— begin ENTRIES —

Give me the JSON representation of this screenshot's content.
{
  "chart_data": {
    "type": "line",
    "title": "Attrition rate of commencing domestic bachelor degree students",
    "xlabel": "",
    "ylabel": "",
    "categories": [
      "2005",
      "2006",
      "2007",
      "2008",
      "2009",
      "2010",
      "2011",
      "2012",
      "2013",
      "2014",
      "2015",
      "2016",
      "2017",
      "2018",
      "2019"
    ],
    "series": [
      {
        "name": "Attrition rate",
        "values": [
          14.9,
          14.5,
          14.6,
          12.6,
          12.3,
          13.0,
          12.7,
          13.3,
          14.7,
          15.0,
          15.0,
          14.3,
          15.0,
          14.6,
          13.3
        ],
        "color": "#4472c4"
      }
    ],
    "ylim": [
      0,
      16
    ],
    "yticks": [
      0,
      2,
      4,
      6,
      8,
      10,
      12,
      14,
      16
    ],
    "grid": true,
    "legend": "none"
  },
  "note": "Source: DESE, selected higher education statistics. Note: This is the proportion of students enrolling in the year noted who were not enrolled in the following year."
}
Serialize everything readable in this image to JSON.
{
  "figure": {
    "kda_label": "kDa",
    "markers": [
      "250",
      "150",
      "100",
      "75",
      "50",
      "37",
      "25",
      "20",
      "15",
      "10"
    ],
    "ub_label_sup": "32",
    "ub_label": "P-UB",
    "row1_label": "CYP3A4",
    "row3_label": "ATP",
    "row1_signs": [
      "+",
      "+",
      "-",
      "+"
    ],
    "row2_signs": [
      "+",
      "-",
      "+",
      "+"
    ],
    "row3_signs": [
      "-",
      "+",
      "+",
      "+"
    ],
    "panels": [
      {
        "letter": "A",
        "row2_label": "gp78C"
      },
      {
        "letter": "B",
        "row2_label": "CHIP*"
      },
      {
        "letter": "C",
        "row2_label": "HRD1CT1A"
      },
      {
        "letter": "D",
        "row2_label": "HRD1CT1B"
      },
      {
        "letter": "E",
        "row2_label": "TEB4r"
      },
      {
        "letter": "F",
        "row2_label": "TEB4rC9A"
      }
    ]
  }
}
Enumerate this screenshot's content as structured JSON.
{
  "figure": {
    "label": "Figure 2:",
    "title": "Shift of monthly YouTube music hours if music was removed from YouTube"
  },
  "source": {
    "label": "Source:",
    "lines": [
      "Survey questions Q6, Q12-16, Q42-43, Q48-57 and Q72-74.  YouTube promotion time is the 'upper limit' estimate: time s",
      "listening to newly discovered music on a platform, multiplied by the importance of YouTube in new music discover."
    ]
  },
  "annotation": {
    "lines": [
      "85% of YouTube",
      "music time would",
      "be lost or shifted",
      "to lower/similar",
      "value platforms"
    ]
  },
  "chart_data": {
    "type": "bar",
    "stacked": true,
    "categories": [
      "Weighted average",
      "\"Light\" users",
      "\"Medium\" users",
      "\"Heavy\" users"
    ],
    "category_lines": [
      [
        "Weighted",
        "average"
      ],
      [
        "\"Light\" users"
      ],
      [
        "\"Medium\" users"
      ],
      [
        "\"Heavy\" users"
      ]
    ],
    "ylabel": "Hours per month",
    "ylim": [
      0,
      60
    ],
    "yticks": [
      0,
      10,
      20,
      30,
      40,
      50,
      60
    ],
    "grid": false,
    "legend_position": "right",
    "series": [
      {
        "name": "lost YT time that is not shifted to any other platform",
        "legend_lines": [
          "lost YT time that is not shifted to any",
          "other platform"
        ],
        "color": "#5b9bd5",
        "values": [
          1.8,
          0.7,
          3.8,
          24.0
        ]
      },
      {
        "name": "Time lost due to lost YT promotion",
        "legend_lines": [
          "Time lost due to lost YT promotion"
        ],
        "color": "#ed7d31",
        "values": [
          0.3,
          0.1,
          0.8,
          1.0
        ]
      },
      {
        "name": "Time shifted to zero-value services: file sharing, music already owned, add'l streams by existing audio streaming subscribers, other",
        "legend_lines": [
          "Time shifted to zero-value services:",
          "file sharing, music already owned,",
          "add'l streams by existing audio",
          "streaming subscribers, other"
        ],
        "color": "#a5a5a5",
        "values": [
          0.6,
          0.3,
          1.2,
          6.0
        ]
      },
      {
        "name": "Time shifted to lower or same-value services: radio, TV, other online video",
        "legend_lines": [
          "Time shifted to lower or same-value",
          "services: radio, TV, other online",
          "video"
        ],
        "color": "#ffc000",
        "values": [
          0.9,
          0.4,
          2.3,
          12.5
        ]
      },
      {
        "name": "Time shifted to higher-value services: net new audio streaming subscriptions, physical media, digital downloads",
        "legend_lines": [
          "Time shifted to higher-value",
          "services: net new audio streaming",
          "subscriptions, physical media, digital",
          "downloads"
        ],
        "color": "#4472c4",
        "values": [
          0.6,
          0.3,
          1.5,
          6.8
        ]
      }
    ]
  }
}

— end ENTRIES —

Read the entries above, then pull out the lines that include "digital".

        "name": "Time shifted to higher-value services: net new audio streaming subscriptions, physical media, digital downloads",
          "subscriptions, physical media, digital",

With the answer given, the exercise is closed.